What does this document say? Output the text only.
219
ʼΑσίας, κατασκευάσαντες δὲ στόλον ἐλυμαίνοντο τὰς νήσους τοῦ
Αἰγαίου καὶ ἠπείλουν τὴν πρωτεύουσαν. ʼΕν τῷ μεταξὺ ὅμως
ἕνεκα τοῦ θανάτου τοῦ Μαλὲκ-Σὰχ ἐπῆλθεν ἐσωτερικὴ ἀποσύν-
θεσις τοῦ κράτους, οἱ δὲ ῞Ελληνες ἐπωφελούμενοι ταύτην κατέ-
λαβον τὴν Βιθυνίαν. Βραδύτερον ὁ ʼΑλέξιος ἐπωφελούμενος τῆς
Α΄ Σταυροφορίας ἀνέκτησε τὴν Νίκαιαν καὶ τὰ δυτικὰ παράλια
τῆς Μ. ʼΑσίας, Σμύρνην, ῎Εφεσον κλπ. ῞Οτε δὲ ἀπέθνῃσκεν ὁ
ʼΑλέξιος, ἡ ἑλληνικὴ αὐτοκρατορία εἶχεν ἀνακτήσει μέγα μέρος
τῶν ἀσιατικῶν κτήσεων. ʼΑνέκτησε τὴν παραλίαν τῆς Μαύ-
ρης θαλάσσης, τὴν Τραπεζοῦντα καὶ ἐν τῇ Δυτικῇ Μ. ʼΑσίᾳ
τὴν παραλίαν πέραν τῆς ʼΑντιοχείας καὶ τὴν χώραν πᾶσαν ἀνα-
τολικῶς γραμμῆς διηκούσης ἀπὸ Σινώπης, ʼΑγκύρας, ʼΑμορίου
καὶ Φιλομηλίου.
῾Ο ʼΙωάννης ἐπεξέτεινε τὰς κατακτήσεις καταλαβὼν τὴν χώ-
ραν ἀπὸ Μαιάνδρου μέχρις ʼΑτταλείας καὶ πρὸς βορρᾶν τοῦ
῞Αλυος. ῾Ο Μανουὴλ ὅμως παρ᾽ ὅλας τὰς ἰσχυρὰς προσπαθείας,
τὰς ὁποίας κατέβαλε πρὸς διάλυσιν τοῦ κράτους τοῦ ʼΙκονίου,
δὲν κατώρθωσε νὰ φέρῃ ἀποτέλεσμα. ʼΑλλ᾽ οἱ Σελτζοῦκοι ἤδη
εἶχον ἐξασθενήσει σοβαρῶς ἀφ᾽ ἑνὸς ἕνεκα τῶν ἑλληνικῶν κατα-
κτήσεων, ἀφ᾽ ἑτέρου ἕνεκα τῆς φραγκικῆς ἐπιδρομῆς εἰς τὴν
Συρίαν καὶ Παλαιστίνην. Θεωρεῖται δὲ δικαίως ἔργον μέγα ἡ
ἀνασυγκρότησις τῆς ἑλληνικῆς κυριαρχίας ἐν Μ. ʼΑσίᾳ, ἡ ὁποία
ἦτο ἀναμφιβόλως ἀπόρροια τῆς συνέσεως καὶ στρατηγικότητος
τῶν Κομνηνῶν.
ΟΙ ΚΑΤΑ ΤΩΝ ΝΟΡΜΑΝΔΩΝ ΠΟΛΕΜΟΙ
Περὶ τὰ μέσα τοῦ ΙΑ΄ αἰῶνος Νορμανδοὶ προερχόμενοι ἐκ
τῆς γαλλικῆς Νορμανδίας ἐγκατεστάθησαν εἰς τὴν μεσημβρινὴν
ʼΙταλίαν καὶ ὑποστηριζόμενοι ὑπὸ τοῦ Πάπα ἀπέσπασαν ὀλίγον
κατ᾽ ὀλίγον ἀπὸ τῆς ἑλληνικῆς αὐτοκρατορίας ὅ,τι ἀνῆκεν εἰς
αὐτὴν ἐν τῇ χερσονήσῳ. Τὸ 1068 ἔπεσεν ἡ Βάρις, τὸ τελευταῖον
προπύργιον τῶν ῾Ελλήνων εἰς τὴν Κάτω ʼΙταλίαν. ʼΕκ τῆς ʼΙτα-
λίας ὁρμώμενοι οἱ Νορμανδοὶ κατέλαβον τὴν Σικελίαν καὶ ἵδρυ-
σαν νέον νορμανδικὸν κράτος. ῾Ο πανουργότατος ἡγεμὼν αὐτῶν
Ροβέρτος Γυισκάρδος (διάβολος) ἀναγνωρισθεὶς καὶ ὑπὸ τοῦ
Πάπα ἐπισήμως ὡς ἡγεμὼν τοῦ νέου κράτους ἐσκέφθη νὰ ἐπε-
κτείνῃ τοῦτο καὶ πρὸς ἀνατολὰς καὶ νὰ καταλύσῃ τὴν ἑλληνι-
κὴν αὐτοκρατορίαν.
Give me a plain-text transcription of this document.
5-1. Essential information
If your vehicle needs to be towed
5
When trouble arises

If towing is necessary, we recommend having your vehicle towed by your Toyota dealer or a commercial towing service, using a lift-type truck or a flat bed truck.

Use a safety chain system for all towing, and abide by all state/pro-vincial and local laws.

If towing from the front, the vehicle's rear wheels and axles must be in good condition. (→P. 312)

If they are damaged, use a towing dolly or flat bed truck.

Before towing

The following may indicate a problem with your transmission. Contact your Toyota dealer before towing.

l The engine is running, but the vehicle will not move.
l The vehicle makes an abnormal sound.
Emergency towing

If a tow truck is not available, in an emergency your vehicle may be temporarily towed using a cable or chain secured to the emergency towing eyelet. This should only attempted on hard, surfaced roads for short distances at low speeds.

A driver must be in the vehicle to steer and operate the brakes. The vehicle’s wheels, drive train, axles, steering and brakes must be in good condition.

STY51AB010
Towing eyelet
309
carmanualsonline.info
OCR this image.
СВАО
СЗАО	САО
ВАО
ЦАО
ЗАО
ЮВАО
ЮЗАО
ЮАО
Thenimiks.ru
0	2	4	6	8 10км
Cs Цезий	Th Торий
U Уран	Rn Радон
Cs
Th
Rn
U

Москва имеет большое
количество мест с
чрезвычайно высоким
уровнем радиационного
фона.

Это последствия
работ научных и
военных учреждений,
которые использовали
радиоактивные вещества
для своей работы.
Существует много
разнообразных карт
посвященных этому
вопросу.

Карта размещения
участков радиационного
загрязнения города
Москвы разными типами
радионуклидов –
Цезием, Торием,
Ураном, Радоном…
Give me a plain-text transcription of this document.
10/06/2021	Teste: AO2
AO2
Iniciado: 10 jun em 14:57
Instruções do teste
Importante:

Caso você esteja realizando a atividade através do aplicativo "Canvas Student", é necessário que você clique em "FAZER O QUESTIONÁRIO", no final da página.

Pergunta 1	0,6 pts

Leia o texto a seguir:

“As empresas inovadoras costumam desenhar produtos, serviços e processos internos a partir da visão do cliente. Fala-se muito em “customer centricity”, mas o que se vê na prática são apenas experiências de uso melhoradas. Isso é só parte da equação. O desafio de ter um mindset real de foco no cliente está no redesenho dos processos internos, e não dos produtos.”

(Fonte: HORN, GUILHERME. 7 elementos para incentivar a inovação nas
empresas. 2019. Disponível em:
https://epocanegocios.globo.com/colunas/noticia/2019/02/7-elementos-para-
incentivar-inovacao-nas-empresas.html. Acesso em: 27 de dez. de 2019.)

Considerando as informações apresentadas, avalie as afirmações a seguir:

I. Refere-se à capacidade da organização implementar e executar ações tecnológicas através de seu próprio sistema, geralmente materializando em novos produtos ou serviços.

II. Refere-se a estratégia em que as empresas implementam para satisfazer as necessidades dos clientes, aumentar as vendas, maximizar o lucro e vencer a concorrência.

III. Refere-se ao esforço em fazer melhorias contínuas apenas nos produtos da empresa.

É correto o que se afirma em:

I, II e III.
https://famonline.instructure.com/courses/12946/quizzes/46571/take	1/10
◇ ◇ ◇ ◇ ◇ ◇ ◇
* [REQUIREMENT]: Show every line in the records above that contains the word "seguir".

* [THE RESPONSE]:
Leia o texto a seguir:
Considerando as informações apresentadas, avalie as afirmações a seguir:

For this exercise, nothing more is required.